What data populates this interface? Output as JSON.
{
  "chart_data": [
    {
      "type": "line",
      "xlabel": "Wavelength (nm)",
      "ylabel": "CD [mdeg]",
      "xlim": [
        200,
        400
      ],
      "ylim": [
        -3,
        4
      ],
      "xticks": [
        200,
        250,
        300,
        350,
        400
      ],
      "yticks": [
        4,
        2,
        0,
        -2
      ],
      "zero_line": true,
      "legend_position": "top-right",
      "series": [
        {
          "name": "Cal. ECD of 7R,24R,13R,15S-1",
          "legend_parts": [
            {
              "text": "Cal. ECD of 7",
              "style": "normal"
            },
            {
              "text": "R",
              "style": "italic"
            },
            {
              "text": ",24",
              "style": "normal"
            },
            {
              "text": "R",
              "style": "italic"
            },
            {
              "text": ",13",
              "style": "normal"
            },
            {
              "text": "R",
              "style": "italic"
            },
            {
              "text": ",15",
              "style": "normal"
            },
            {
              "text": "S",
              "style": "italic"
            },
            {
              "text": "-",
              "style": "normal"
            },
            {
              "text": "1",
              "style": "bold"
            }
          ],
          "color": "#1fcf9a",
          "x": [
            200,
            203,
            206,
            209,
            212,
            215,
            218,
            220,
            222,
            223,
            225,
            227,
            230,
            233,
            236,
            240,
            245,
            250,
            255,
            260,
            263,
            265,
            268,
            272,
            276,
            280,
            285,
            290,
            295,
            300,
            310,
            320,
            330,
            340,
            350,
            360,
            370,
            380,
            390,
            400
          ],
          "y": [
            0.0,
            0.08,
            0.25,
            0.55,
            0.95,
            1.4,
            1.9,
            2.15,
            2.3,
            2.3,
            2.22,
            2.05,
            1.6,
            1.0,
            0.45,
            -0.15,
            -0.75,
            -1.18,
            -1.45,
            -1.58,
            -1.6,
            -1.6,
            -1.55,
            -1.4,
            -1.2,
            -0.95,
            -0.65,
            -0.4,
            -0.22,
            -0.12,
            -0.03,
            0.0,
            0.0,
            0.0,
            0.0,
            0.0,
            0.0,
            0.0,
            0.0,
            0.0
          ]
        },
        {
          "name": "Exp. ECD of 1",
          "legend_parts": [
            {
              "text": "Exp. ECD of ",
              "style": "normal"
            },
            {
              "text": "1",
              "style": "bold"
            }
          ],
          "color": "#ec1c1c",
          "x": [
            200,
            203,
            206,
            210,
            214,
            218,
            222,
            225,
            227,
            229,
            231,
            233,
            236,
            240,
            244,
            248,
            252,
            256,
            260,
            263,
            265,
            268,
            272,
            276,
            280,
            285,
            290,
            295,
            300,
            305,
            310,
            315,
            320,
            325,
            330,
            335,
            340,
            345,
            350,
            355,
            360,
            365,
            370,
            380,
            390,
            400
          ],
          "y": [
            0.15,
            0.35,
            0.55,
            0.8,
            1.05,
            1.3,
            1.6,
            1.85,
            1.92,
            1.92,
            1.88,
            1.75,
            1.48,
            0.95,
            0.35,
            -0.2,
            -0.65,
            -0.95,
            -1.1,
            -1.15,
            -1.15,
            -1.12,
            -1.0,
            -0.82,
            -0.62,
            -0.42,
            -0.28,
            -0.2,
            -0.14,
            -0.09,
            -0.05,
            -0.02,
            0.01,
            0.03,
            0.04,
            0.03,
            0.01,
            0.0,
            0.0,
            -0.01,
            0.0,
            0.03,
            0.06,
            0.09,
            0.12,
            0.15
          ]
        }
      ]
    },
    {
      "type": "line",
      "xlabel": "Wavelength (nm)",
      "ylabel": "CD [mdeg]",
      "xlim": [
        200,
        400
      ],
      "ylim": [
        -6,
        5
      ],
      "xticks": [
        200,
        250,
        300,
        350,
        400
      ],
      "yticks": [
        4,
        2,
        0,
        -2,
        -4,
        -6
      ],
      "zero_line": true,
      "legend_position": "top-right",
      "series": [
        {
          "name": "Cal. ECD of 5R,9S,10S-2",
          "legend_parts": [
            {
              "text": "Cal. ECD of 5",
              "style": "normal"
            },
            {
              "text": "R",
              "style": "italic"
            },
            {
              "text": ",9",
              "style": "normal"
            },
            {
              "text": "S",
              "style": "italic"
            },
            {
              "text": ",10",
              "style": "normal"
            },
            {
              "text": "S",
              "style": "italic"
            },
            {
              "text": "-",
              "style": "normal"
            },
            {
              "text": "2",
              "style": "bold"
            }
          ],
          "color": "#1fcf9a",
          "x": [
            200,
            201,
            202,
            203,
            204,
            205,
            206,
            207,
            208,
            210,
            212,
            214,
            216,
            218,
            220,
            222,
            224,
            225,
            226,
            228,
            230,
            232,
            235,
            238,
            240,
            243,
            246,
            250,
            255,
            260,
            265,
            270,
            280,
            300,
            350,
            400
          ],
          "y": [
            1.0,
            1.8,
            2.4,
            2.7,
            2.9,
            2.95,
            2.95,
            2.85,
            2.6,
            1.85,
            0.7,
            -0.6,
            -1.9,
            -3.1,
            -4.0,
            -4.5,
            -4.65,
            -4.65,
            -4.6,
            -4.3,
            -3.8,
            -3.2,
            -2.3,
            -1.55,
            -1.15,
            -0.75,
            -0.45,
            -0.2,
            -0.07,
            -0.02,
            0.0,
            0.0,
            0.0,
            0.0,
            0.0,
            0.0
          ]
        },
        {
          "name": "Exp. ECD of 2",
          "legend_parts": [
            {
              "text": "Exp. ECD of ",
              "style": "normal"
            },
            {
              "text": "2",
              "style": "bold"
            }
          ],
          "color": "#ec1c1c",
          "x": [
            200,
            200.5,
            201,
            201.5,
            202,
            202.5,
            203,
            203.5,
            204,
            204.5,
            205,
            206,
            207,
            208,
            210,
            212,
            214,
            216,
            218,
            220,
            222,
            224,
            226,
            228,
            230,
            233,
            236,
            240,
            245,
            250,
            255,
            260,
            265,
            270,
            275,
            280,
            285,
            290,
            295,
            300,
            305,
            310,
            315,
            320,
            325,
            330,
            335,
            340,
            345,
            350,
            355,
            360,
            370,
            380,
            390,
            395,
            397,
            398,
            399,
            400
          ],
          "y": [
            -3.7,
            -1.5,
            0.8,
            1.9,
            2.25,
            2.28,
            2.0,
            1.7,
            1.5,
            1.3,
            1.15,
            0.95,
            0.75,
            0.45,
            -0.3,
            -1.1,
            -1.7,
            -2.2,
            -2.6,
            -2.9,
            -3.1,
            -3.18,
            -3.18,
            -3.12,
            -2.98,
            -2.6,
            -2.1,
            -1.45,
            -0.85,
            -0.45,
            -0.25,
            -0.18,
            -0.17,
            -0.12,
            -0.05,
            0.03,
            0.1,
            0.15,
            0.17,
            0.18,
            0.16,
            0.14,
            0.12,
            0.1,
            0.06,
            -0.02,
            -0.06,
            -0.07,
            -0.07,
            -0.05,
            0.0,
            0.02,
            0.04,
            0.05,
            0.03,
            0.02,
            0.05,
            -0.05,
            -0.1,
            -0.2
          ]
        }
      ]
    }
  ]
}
+ + +
[Task to carry out]
Extract the complete listing above, reproducing each line exactly.

[Task output]
What data populates this interface? Output as JSON.
{
  "chart_data": [
    {
      "type": "line",
      "xlabel": "Wavelength (nm)",
      "ylabel": "CD [mdeg]",
      "xlim": [
        200,
        400
      ],
      "ylim": [
        -3,
        4
      ],
      "xticks": [
        200,
        250,
        300,
        350,
        400
      ],
      "yticks": [
        4,
        2,
        0,
        -2
      ],
      "zero_line": true,
      "legend_position": "top-right",
      "series": [
        {
          "name": "Cal. ECD of 7R,24R,13R,15S-1",
          "legend_parts": [
            {
              "text": "Cal. ECD of 7",
              "style": "normal"
            },
            {
              "text": "R",
              "style": "italic"
            },
            {
              "text": ",24",
              "style": "normal"
            },
            {
              "text": "R",
              "style": "italic"
            },
            {
              "text": ",13",
              "style": "normal"
            },
            {
              "text": "R",
              "style": "italic"
            },
            {
              "text": ",15",
              "style": "normal"
            },
            {
              "text": "S",
              "style": "italic"
            },
            {
              "text": "-",
              "style": "normal"
            },
            {
              "text": "1",
              "style": "bold"
            }
          ],
          "color": "#1fcf9a",
          "x": [
            200,
            203,
            206,
            209,
            212,
            215,
            218,
            220,
            222,
            223,
            225,
            227,
            230,
            233,
            236,
            240,
            245,
            250,
            255,
            260,
            263,
            265,
            268,
            272,
            276,
            280,
            285,
            290,
            295,
            300,
            310,
            320,
            330,
            340,
            350,
            360,
            370,
            380,
            390,
            400
          ],
          "y": [
            0.0,
            0.08,
            0.25,
            0.55,
            0.95,
            1.4,
            1.9,
            2.15,
            2.3,
            2.3,
            2.22,
            2.05,
            1.6,
            1.0,
            0.45,
            -0.15,
            -0.75,
            -1.18,
            -1.45,
            -1.58,
            -1.6,
            -1.6,
            -1.55,
            -1.4,
            -1.2,
            -0.95,
            -0.65,
            -0.4,
            -0.22,
            -0.12,
            -0.03,
            0.0,
            0.0,
            0.0,
            0.0,
            0.0,
            0.0,
            0.0,
            0.0,
            0.0
          ]
        },
        {
          "name": "Exp. ECD of 1",
          "legend_parts": [
            {
              "text": "Exp. ECD of ",
              "style": "normal"
            },
            {
              "text": "1",
              "style": "bold"
            }
          ],
          "color": "#ec1c1c",
          "x": [
            200,
            203,
            206,
            210,
            214,
            218,
            222,
            225,
            227,
            229,
            231,
            233,
            236,
            240,
            244,
            248,
            252,
            256,
            260,
            263,
            265,
            268,
            272,
            276,
            280,
            285,
            290,
            295,
            300,
            305,
            310,
            315,
            320,
            325,
            330,
            335,
            340,
            345,
            350,
            355,
            360,
            365,
            370,
            380,
            390,
            400
          ],
          "y": [
            0.15,
            0.35,
            0.55,
            0.8,
            1.05,
            1.3,
            1.6,
            1.85,
            1.92,
            1.92,
            1.88,
            1.75,
            1.48,
            0.95,
            0.35,
            -0.2,
            -0.65,
            -0.95,
            -1.1,
            -1.15,
            -1.15,
            -1.12,
            -1.0,
            -0.82,
            -0.62,
            -0.42,
            -0.28,
            -0.2,
            -0.14,
            -0.09,
            -0.05,
            -0.02,
            0.01,
            0.03,
            0.04,
            0.03,
            0.01,
            0.0,
            0.0,
            -0.01,
            0.0,
            0.03,
            0.06,
            0.09,
            0.12,
            0.15
          ]
        }
      ]
    },
    {
      "type": "line",
      "xlabel": "Wavelength (nm)",
      "ylabel": "CD [mdeg]",
      "xlim": [
        200,
        400
      ],
      "ylim": [
        -6,
        5
      ],
      "xticks": [
        200,
        250,
        300,
        350,
        400
      ],
      "yticks": [
        4,
        2,
        0,
        -2,
        -4,
        -6
      ],
      "zero_line": true,
      "legend_position": "top-right",
      "series": [
        {
          "name": "Cal. ECD of 5R,9S,10S-2",
          "legend_parts": [
            {
              "text": "Cal. ECD of 5",
              "style": "normal"
            },
            {
              "text": "R",
              "style": "italic"
            },
            {
              "text": ",9",
              "style": "normal"
            },
            {
              "text": "S",
              "style": "italic"
            },
            {
              "text": ",10",
              "style": "normal"
            },
            {
              "text": "S",
              "style": "italic"
            },
            {
              "text": "-",
              "style": "normal"
            },
            {
              "text": "2",
              "style": "bold"
            }
          ],
          "color": "#1fcf9a",
          "x": [
            200,
            201,
            202,
            203,
            204,
            205,
            206,
            207,
            208,
            210,
            212,
            214,
            216,
            218,
            220,
            222,
            224,
            225,
            226,
            228,
            230,
            232,
            235,
            238,
            240,
            243,
            246,
            250,
            255,
            260,
            265,
            270,
            280,
            300,
            350,
            400
          ],
          "y": [
            1.0,
            1.8,
            2.4,
            2.7,
            2.9,
            2.95,
            2.95,
            2.85,
            2.6,
            1.85,
            0.7,
            -0.6,
            -1.9,
            -3.1,
            -4.0,
            -4.5,
            -4.65,
            -4.65,
            -4.6,
            -4.3,
            -3.8,
            -3.2,
            -2.3,
            -1.55,
            -1.15,
            -0.75,
            -0.45,
            -0.2,
            -0.07,
            -0.02,
            0.0,
            0.0,
            0.0,
            0.0,
            0.0,
            0.0
          ]
        },
        {
          "name": "Exp. ECD of 2",
          "legend_parts": [
            {
              "text": "Exp. ECD of ",
              "style": "normal"
            },
            {
              "text": "2",
              "style": "bold"
            }
          ],
          "color": "#ec1c1c",
          "x": [
            200,
            200.5,
            201,
            201.5,
            202,
            202.5,
            203,
            203.5,
            204,
            204.5,
            205,
            206,
            207,
            208,
            210,
            212,
            214,
            216,
            218,
            220,
            222,
            224,
            226,
            228,
            230,
            233,
            236,
            240,
            245,
            250,
            255,
            260,
            265,
            270,
            275,
            280,
            285,
            290,
            295,
            300,
            305,
            310,
            315,
            320,
            325,
            330,
            335,
            340,
            345,
            350,
            355,
            360,
            370,
            380,
            390,
            395,
            397,
            398,
            399,
            400
          ],
          "y": [
            -3.7,
            -1.5,
            0.8,
            1.9,
            2.25,
            2.28,
            2.0,
            1.7,
            1.5,
            1.3,
            1.15,
            0.95,
            0.75,
            0.45,
            -0.3,
            -1.1,
            -1.7,
            -2.2,
            -2.6,
            -2.9,
            -3.1,
            -3.18,
            -3.18,
            -3.12,
            -2.98,
            -2.6,
            -2.1,
            -1.45,
            -0.85,
            -0.45,
            -0.25,
            -0.18,
            -0.17,
            -0.12,
            -0.05,
            0.03,
            0.1,
            0.15,
            0.17,
            0.18,
            0.16,
            0.14,
            0.12,
            0.1,
            0.06,
            -0.02,
            -0.06,
            -0.07,
            -0.07,
            -0.05,
            0.0,
            0.02,
            0.04,
            0.05,
            0.03,
            0.02,
            0.05,
            -0.05,
            -0.1,
            -0.2
          ]
        }
      ]
    }
  ]
}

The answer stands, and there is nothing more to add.